Teks yang Ditampilkan:
Bangunan perumahan dengan ukuran minimal 36 meter
persegi (m2) sebagaimana dalam ketentuan UU Nomor 1 Tahun 2011, mengundang
keberatan tiga orang warga dan pengusaha. Tiga orang warga, Aditya Rahman GS,
Jefri Rusadi, dan Erlan Basuki mengajukan permohonan keberatan ke Mahkamah
Konstitusi (MK) yang kemudian diregistrasi oleh Kepaniteraan MK dengan nomor 12/PUU-X/2012. Sedangkan dari pengusaha yang mengajukan keberatan
ke MK yaitu Eddy Ganefo, Ketua Dewan Pengurus Pusat Asosiasi Pengembang
Perumahan dan Permukiman Seluruh Indonesia (DPP APERSI) dengan registrasi
perkara nomor 14/PUU-X/2012.

Cuplikan Catatan:

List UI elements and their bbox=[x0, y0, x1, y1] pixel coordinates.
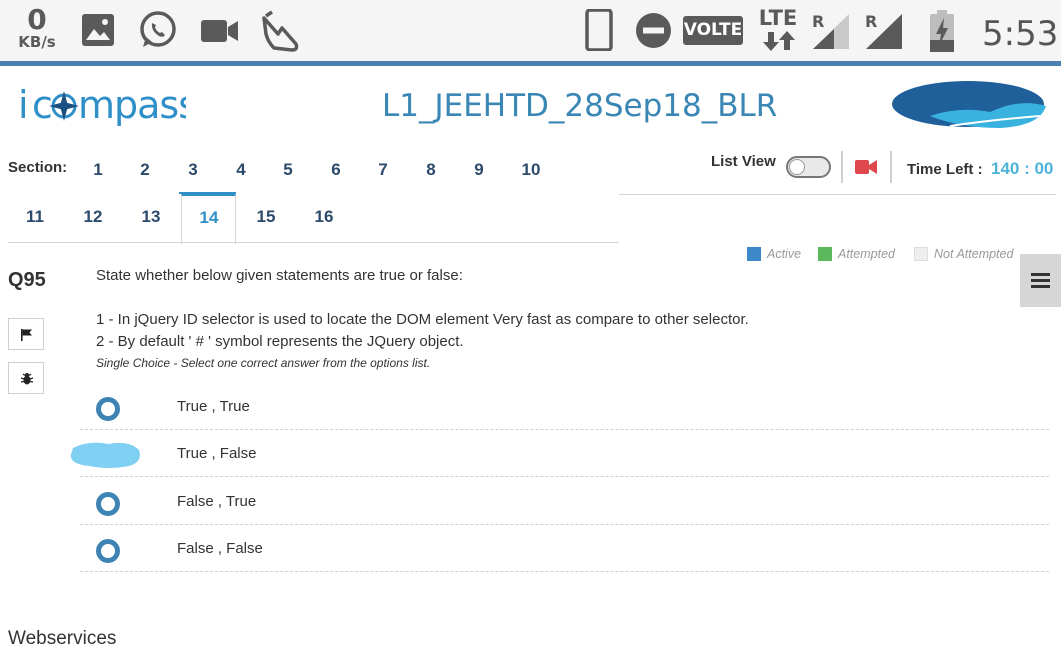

--

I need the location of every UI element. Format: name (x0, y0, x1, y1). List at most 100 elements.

Tugas Latihan:
1) Ulangi tanpa perubahan bagian teks tentang ukuran minimal rumah, mulai dari "Bangunan perumahan dengan" sampai dengan "perkara nomor 14/PUU-X/2012.".
2) Terjemahkan kalimat dari teks tentang ukuran minimal rumah ini ke dalam bahasa Inggris: "Bangunan perumahan dengan ukuran minimal 36 meter persegi (m2) sebagaimana dalam ketentuan UU Nomor 1 Tahun 2011, mengundang keberatan tiga orang warga dan pengusaha."
3) Lanjutkan teks tentang keberatan atas ukuran minimal rumah ke MK mulai dari kalimat terakhirnya.
Catatan tersebut tidak diperlukan untuk latihan ini.

Jawaban Tiap Tugas:
1)
Bangunan perumahan dengan ukuran minimal 36 meter
persegi (m2) sebagaimana dalam ketentuan UU Nomor 1 Tahun 2011, mengundang
keberatan tiga orang warga dan pengusaha. Tiga orang warga, Aditya Rahman GS,
Jefri Rusadi, dan Erlan Basuki mengajukan permohonan keberatan ke Mahkamah
Konstitusi (MK) yang kemudian diregistrasi oleh Kepaniteraan MK dengan nomor 12/PUU-X/2012. Sedangkan dari pengusaha yang mengajukan keberatan
ke MK yaitu Eddy Ganefo, Ketua Dewan Pengurus Pusat Asosiasi Pengembang
Perumahan dan Permukiman Seluruh Indonesia (DPP APERSI) dengan registrasi
perkara nomor 14/PUU-X/2012.

2) Housing buildings with a minimum size of 36 square meters (m2), as stipulated in Law Number 1 of 2011, have drawn objections from three residents and a business owner.

3)
Mereka mengujikan Pasal 22 ayat (3) UU Nomor 1 Tahun
2011 tentang Perumahan dan Kawasan Permukiman yang menyatakan: “Luas lantai
rumah tunggal dan rumah deret memiliki ukuran paling sedikit 36 (tiga puluh
enam) meter persegi.” Menurut para Pemohon, ketentuan tersebut bertentangan
dengan Pasal
28H ayat (1) UUD 1945 yang menyatakan: “Setiap orang berhak hidup sejahtera
lahir dan batin, bertempat tinggal, dan mendapatkan lingkungan hidup yang baik
dan sehat
serta
berhak memperoleh pelayanan kesehatan.”
Menurut Aditya Rahman dkk yang berprofesi sebagai
pekerja yang memiliki penghasilan di bawah 2 juta, ketentuan Pasal 22 ayat (3)
UU Nomor 1 Tahun 2011 menyebabkan
mereka tidak dapat membeli atau membangun rumah. Sebab untuk membeli rumah
dengan luas minimal 36m2 tersebut, mereka harus mengeluarkan dana yang
diasumsikan minimal seharga Rp. 135 juta yang tentunya tidak sesuai dengan
pendapatan mereka.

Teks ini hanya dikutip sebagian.